- _What the task asks_
Pick every line with "států" from the material below.

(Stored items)
* Begin *
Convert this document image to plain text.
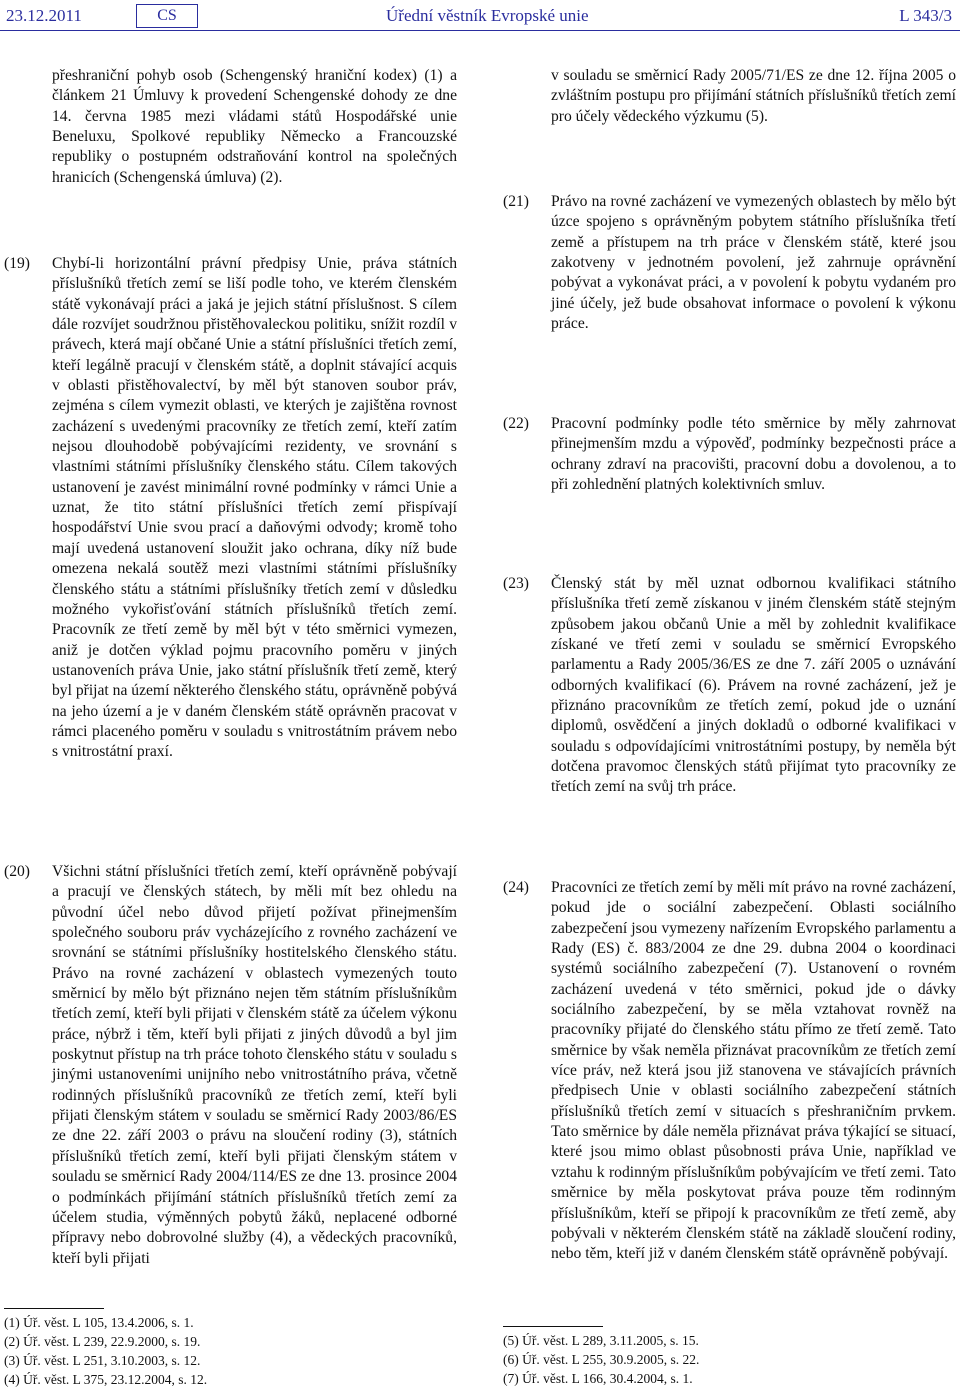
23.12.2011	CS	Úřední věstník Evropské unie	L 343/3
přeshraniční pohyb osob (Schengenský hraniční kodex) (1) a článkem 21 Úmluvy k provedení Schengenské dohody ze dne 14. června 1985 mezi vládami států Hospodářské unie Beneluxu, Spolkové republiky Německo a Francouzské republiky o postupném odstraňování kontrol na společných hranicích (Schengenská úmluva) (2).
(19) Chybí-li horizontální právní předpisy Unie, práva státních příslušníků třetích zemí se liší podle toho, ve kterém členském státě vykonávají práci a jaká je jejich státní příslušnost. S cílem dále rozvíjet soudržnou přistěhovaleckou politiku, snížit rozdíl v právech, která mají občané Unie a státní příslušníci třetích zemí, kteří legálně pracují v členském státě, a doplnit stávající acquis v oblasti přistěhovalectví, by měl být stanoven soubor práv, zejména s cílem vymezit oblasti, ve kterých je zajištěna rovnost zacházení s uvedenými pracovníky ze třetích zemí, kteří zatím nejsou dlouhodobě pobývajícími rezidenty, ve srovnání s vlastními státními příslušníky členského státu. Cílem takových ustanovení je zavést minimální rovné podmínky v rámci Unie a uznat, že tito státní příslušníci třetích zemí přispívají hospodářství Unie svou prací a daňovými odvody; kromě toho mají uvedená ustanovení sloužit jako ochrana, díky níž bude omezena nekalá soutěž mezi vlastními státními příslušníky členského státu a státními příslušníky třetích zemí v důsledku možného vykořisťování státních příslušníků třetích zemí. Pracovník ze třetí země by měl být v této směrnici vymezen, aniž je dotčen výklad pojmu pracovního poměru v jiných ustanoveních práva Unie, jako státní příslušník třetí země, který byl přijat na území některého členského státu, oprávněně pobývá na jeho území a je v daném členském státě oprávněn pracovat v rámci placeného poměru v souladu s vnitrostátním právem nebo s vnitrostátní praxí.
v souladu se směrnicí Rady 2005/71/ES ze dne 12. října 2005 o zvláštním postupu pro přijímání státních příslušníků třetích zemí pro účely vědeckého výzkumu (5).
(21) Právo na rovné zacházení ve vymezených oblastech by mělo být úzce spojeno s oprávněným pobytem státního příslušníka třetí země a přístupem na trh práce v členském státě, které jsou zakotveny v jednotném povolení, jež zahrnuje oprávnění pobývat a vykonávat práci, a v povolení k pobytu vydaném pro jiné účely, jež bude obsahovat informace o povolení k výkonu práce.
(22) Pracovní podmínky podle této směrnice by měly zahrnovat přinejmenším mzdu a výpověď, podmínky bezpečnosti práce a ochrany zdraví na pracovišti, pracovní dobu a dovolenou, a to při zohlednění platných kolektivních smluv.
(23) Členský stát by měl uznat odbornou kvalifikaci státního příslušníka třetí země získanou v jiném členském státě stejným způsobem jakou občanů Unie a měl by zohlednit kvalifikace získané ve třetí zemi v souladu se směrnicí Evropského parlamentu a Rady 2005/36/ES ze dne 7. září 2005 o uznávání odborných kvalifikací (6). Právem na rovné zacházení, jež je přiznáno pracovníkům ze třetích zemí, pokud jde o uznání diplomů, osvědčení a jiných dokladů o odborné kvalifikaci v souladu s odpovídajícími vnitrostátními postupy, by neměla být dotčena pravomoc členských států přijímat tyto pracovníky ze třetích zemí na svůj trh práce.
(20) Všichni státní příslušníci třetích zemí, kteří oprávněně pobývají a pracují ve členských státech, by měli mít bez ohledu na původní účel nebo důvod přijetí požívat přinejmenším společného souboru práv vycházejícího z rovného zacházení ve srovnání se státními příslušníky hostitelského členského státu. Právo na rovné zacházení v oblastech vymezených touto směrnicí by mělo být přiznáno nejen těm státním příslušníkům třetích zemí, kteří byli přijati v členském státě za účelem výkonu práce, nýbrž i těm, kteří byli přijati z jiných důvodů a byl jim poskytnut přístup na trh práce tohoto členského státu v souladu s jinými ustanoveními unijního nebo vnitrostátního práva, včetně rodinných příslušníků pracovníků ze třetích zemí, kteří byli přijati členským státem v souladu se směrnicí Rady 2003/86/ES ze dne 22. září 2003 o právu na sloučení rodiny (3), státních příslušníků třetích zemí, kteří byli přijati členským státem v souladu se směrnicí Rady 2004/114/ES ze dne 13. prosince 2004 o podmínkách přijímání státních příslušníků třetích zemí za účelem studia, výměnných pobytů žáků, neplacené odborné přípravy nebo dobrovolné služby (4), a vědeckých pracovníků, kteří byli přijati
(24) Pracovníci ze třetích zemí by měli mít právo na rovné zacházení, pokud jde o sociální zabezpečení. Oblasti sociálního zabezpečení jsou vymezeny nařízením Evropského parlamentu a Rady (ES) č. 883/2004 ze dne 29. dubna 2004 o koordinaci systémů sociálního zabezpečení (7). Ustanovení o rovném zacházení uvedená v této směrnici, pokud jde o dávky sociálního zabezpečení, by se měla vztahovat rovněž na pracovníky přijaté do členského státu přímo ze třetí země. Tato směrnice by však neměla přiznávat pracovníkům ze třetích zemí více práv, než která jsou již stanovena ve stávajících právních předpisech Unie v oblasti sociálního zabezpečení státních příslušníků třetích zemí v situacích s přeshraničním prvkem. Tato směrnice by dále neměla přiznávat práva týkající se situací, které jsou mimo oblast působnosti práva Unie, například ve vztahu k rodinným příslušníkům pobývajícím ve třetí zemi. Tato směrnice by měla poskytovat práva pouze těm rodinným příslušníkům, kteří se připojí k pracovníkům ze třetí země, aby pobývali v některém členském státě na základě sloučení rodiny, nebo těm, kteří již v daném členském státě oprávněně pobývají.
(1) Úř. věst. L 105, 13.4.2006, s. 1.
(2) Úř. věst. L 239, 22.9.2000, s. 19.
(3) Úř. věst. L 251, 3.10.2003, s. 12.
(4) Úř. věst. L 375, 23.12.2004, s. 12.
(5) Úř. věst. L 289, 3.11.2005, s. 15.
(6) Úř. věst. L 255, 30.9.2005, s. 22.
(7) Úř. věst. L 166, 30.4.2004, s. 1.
* End *
* Begin *
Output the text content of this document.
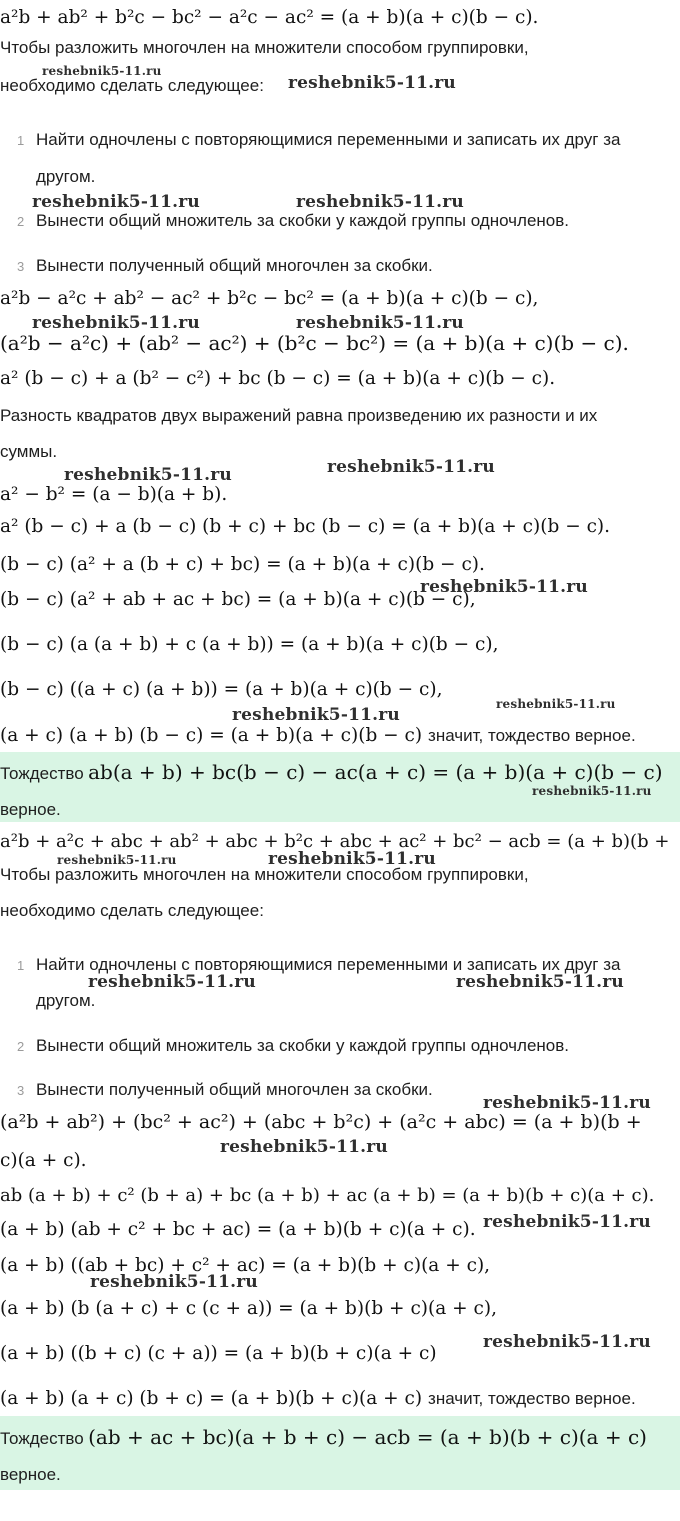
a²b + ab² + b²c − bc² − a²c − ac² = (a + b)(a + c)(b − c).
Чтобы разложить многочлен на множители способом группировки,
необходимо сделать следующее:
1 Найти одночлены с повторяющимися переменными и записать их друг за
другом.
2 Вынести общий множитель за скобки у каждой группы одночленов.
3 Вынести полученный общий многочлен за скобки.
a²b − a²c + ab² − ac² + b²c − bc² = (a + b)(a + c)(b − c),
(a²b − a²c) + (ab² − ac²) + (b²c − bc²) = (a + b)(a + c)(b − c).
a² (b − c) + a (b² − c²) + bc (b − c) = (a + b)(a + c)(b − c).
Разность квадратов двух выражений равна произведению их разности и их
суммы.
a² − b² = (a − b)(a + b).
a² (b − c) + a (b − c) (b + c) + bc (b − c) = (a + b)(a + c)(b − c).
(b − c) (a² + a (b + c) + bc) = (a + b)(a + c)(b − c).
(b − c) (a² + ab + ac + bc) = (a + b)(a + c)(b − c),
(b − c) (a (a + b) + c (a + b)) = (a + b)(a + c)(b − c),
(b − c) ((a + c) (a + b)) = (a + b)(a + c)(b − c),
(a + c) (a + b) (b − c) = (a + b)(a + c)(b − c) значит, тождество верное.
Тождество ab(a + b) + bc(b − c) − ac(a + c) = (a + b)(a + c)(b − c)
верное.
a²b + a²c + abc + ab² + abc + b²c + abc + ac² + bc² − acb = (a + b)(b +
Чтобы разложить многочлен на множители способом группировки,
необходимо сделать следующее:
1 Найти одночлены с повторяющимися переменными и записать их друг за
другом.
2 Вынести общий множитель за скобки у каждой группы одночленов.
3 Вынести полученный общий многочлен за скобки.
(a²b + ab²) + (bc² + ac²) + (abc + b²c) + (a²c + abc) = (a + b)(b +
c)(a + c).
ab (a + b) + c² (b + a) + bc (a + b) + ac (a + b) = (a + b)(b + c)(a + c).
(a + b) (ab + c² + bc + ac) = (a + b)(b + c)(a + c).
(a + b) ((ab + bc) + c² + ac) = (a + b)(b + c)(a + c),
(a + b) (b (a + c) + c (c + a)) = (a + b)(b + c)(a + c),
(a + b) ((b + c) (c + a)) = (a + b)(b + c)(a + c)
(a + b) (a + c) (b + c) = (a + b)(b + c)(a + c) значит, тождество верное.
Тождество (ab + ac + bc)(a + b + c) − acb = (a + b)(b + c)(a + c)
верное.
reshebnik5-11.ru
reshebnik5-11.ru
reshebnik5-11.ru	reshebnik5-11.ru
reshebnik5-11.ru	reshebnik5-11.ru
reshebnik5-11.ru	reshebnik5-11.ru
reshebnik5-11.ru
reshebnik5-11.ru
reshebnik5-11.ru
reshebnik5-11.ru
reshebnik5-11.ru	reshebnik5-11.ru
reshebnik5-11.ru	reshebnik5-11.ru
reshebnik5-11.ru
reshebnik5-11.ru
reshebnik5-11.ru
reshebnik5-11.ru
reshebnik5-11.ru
* End *
- _Result_
přeshraniční pohyb osob (Schengenský hraniční kodex) (1) a článkem 21 Úmluvy k provedení Schengenské dohody ze dne 14. června 1985 mezi vládami států Hospodářské unie Beneluxu, Spolkové republiky Německo a Francouzské republiky o postupném odstraňování kontrol na společných hranicích (Schengenská úmluva) (2).
(23) Členský stát by měl uznat odbornou kvalifikaci státního příslušníka třetí země získanou v jiném členském státě stejným způsobem jakou občanů Unie a měl by zohlednit kvalifikace získané ve třetí zemi v souladu se směrnicí Evropského parlamentu a Rady 2005/36/ES ze dne 7. září 2005 o uznávání odborných kvalifikací (6). Právem na rovné zacházení, jež je přiznáno pracovníkům ze třetích zemí, pokud jde o uznání diplomů, osvědčení a jiných dokladů o odborné kvalifikaci v souladu s odpovídajícími vnitrostátními postupy, by neměla být dotčena pravomoc členských států přijímat tyto pracovníky ze třetích zemí na svůj trh práce.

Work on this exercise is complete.